Records for the task: Begin
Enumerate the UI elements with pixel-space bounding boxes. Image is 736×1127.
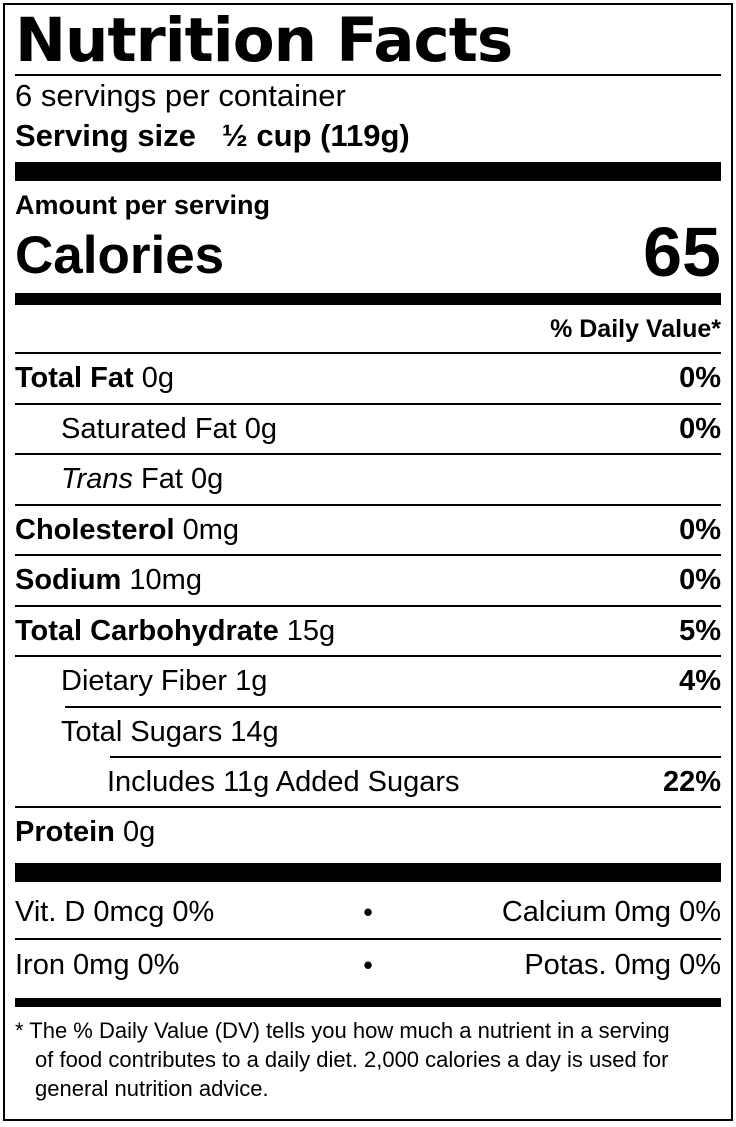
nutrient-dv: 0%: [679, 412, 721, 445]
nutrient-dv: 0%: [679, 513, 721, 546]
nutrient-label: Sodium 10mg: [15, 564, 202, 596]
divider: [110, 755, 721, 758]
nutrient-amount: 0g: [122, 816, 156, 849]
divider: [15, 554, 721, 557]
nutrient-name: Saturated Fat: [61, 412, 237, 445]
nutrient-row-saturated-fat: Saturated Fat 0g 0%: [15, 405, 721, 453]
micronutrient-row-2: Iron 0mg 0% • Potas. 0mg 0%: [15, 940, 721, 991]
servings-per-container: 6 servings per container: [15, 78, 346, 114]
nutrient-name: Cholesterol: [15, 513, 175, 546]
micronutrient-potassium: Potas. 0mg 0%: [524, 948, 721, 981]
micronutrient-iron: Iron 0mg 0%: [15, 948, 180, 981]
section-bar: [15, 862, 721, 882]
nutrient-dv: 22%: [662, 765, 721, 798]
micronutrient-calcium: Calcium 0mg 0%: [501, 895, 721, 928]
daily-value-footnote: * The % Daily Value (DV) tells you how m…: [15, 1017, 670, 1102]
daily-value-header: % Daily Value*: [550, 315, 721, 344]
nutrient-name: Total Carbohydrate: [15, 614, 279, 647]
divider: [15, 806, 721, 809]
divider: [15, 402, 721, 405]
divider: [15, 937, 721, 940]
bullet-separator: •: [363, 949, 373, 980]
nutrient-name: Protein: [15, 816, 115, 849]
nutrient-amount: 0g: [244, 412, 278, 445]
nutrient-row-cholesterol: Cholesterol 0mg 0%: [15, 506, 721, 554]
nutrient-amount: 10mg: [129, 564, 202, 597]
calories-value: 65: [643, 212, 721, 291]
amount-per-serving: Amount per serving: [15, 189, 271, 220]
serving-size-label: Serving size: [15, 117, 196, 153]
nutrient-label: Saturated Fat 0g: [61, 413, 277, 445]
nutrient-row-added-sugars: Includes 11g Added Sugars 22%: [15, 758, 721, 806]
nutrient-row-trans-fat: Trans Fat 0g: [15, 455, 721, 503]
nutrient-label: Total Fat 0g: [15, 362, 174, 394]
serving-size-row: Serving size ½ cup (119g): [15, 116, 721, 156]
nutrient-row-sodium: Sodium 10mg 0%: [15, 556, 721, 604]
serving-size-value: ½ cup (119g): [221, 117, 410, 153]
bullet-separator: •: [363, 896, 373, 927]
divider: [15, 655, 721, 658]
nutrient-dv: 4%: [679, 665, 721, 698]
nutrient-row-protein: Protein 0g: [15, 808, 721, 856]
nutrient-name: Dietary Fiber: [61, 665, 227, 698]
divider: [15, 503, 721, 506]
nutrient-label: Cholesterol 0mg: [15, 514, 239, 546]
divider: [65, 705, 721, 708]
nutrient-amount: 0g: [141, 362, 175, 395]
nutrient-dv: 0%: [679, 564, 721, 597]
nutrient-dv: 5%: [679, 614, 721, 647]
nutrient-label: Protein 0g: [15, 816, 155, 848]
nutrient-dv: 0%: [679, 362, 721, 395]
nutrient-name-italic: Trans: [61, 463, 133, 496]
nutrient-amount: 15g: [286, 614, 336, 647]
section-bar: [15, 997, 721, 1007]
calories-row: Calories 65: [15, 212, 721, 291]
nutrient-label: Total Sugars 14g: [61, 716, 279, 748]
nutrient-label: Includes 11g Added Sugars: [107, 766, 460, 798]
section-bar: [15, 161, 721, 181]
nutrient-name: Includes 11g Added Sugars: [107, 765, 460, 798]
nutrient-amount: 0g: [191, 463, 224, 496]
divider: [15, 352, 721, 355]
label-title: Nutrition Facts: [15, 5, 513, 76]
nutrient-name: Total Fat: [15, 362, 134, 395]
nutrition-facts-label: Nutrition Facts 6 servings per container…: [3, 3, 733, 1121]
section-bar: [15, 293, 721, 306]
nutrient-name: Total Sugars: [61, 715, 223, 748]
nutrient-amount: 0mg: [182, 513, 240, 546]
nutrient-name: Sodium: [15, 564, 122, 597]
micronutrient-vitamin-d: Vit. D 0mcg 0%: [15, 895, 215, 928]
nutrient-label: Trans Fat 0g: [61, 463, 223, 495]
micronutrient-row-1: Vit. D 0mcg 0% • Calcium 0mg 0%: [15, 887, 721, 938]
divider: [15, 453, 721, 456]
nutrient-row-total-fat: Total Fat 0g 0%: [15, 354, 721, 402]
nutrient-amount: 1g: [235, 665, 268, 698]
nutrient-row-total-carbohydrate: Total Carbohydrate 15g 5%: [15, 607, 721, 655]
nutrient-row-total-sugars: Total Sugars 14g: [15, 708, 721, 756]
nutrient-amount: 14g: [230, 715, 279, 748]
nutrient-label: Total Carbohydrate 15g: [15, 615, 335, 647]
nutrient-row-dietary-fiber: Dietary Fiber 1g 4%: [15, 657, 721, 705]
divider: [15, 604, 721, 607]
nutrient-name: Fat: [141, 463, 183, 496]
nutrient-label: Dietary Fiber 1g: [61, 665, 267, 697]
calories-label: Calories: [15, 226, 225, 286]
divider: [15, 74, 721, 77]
Records for the task: End
> [Task goal]: Please provide a faithful transcription of all the data, pictures excluded.

> [Solution to the problem]:
Enumerate the UI elements with pixel-space bounding boxes. Image is 736×1127.
nutrient-dv: 0%: [679, 412, 721, 445]
nutrient-dv: 0%: [679, 513, 721, 546]
nutrient-label: Sodium 10mg: [15, 564, 202, 596]
divider: [110, 755, 721, 758]
nutrient-amount: 0g: [122, 816, 156, 849]
divider: [15, 554, 721, 557]
nutrient-name: Saturated Fat: [61, 412, 237, 445]
nutrient-row-saturated-fat: Saturated Fat 0g 0%: [15, 405, 721, 453]
micronutrient-row-2: Iron 0mg 0% • Potas. 0mg 0%: [15, 940, 721, 991]
servings-per-container: 6 servings per container: [15, 78, 346, 114]
nutrient-name: Cholesterol: [15, 513, 175, 546]
micronutrient-potassium: Potas. 0mg 0%: [524, 948, 721, 981]
micronutrient-iron: Iron 0mg 0%: [15, 948, 180, 981]
section-bar: [15, 862, 721, 882]
nutrient-dv: 22%: [662, 765, 721, 798]
micronutrient-calcium: Calcium 0mg 0%: [501, 895, 721, 928]
daily-value-footnote: * The % Daily Value (DV) tells you how m…: [15, 1017, 670, 1102]
daily-value-header: % Daily Value*: [550, 315, 721, 344]
nutrient-name: Total Carbohydrate: [15, 614, 279, 647]
divider: [15, 806, 721, 809]
divider: [15, 402, 721, 405]
divider: [15, 937, 721, 940]
bullet-separator: •: [363, 949, 373, 980]
nutrient-name: Protein: [15, 816, 115, 849]
nutrient-amount: 0g: [244, 412, 278, 445]
nutrient-row-cholesterol: Cholesterol 0mg 0%: [15, 506, 721, 554]
nutrient-amount: 10mg: [129, 564, 202, 597]
calories-value: 65: [643, 212, 721, 291]
amount-per-serving: Amount per serving: [15, 189, 271, 220]
serving-size-label: Serving size: [15, 117, 196, 153]
nutrient-label: Saturated Fat 0g: [61, 413, 277, 445]
nutrient-row-added-sugars: Includes 11g Added Sugars 22%: [15, 758, 721, 806]
nutrient-row-trans-fat: Trans Fat 0g: [15, 455, 721, 503]
nutrient-label: Total Fat 0g: [15, 362, 174, 394]
serving-size-row: Serving size ½ cup (119g): [15, 116, 721, 156]
nutrient-row-sodium: Sodium 10mg 0%: [15, 556, 721, 604]
serving-size-value: ½ cup (119g): [221, 117, 410, 153]
bullet-separator: •: [363, 896, 373, 927]
divider: [15, 655, 721, 658]
nutrient-dv: 4%: [679, 665, 721, 698]
nutrient-row-protein: Protein 0g: [15, 808, 721, 856]
nutrient-name: Dietary Fiber: [61, 665, 227, 698]
divider: [15, 503, 721, 506]
nutrient-label: Cholesterol 0mg: [15, 514, 239, 546]
divider: [65, 705, 721, 708]
nutrient-amount: 0g: [141, 362, 175, 395]
nutrient-dv: 0%: [679, 564, 721, 597]
nutrient-dv: 5%: [679, 614, 721, 647]
nutrient-label: Protein 0g: [15, 816, 155, 848]
nutrient-dv: 0%: [679, 362, 721, 395]
nutrient-name-italic: Trans: [61, 463, 133, 496]
nutrient-amount: 15g: [286, 614, 336, 647]
section-bar: [15, 997, 721, 1007]
calories-row: Calories 65: [15, 212, 721, 291]
nutrient-label: Total Sugars 14g: [61, 716, 279, 748]
nutrient-label: Includes 11g Added Sugars: [107, 766, 460, 798]
section-bar: [15, 161, 721, 181]
nutrient-name: Includes 11g Added Sugars: [107, 765, 460, 798]
nutrient-amount: 0g: [191, 463, 224, 496]
divider: [15, 352, 721, 355]
label-title: Nutrition Facts: [15, 5, 513, 76]
nutrient-name: Total Fat: [15, 362, 134, 395]
nutrition-facts-label: Nutrition Facts 6 servings per container…: [3, 3, 733, 1121]
section-bar: [15, 293, 721, 306]
nutrient-name: Total Sugars: [61, 715, 223, 748]
nutrient-amount: 0mg: [182, 513, 240, 546]
nutrient-name: Sodium: [15, 564, 122, 597]
micronutrient-vitamin-d: Vit. D 0mcg 0%: [15, 895, 215, 928]
nutrient-label: Trans Fat 0g: [61, 463, 223, 495]
micronutrient-row-1: Vit. D 0mcg 0% • Calcium 0mg 0%: [15, 887, 721, 938]
divider: [15, 453, 721, 456]
nutrient-row-total-fat: Total Fat 0g 0%: [15, 354, 721, 402]
nutrient-amount: 1g: [235, 665, 268, 698]
nutrient-row-total-carbohydrate: Total Carbohydrate 15g 5%: [15, 607, 721, 655]
nutrient-row-total-sugars: Total Sugars 14g: [15, 708, 721, 756]
nutrient-amount: 14g: [230, 715, 279, 748]
nutrient-label: Total Carbohydrate 15g: [15, 615, 335, 647]
nutrient-row-dietary-fiber: Dietary Fiber 1g 4%: [15, 657, 721, 705]
divider: [15, 604, 721, 607]
nutrient-name: Fat: [141, 463, 183, 496]
nutrient-label: Dietary Fiber 1g: [61, 665, 267, 697]
calories-label: Calories: [15, 226, 225, 286]
divider: [15, 74, 721, 77]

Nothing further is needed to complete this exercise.